■ TASK INSTRUCTIONS
The records that follow must be repeated verbatim, every one of them.

■ INPUT
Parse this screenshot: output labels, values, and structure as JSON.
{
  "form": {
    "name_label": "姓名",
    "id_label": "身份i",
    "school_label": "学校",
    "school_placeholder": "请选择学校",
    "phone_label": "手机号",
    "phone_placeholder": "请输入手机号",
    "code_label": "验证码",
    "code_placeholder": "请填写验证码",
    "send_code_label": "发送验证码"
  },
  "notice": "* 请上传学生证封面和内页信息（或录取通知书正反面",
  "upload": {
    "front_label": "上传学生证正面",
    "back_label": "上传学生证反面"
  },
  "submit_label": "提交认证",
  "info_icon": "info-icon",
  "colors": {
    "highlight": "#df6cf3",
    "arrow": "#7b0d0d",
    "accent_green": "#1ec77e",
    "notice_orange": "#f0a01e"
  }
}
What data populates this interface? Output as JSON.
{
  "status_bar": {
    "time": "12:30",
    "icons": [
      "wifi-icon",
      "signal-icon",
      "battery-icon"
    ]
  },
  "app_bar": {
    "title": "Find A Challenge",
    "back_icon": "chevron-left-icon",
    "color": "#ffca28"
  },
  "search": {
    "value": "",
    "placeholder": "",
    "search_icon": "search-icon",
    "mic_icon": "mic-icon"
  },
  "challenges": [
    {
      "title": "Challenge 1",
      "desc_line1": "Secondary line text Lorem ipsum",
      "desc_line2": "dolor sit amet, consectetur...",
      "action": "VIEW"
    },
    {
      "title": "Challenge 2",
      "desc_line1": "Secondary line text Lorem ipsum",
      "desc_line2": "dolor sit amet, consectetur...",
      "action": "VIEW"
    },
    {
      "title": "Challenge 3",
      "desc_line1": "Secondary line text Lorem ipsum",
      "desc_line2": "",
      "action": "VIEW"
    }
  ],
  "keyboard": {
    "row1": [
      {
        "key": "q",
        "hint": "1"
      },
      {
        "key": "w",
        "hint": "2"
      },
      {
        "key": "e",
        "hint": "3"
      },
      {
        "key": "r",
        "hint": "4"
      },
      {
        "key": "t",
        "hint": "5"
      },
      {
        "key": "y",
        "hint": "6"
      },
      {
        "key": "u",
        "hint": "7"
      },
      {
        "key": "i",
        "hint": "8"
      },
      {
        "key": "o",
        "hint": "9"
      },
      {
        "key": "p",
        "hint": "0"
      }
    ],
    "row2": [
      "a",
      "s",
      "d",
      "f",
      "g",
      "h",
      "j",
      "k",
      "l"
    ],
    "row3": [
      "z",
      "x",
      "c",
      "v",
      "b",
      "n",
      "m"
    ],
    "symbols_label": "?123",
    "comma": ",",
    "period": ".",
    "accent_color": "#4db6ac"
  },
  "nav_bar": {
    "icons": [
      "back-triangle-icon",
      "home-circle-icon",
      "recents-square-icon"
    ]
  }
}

■ RESPONSE TO THIS EXERCISE
Parse this screenshot: output labels, values, and structure as JSON.
{
  "form": {
    "name_label": "姓名",
    "id_label": "身份i",
    "school_label": "学校",
    "school_placeholder": "请选择学校",
    "phone_label": "手机号",
    "phone_placeholder": "请输入手机号",
    "code_label": "验证码",
    "code_placeholder": "请填写验证码",
    "send_code_label": "发送验证码"
  },
  "notice": "* 请上传学生证封面和内页信息（或录取通知书正反面",
  "upload": {
    "front_label": "上传学生证正面",
    "back_label": "上传学生证反面"
  },
  "submit_label": "提交认证",
  "info_icon": "info-icon",
  "colors": {
    "highlight": "#df6cf3",
    "arrow": "#7b0d0d",
    "accent_green": "#1ec77e",
    "notice_orange": "#f0a01e"
  }
}
What data populates this interface? Output as JSON.
{
  "status_bar": {
    "time": "12:30",
    "icons": [
      "wifi-icon",
      "signal-icon",
      "battery-icon"
    ]
  },
  "app_bar": {
    "title": "Find A Challenge",
    "back_icon": "chevron-left-icon",
    "color": "#ffca28"
  },
  "search": {
    "value": "",
    "placeholder": "",
    "search_icon": "search-icon",
    "mic_icon": "mic-icon"
  },
  "challenges": [
    {
      "title": "Challenge 1",
      "desc_line1": "Secondary line text Lorem ipsum",
      "desc_line2": "dolor sit amet, consectetur...",
      "action": "VIEW"
    },
    {
      "title": "Challenge 2",
      "desc_line1": "Secondary line text Lorem ipsum",
      "desc_line2": "dolor sit amet, consectetur...",
      "action": "VIEW"
    },
    {
      "title": "Challenge 3",
      "desc_line1": "Secondary line text Lorem ipsum",
      "desc_line2": "",
      "action": "VIEW"
    }
  ],
  "keyboard": {
    "row1": [
      {
        "key": "q",
        "hint": "1"
      },
      {
        "key": "w",
        "hint": "2"
      },
      {
        "key": "e",
        "hint": "3"
      },
      {
        "key": "r",
        "hint": "4"
      },
      {
        "key": "t",
        "hint": "5"
      },
      {
        "key": "y",
        "hint": "6"
      },
      {
        "key": "u",
        "hint": "7"
      },
      {
        "key": "i",
        "hint": "8"
      },
      {
        "key": "o",
        "hint": "9"
      },
      {
        "key": "p",
        "hint": "0"
      }
    ],
    "row2": [
      "a",
      "s",
      "d",
      "f",
      "g",
      "h",
      "j",
      "k",
      "l"
    ],
    "row3": [
      "z",
      "x",
      "c",
      "v",
      "b",
      "n",
      "m"
    ],
    "symbols_label": "?123",
    "comma": ",",
    "period": ".",
    "accent_color": "#4db6ac"
  },
  "nav_bar": {
    "icons": [
      "back-triangle-icon",
      "home-circle-icon",
      "recents-square-icon"
    ]
  }
}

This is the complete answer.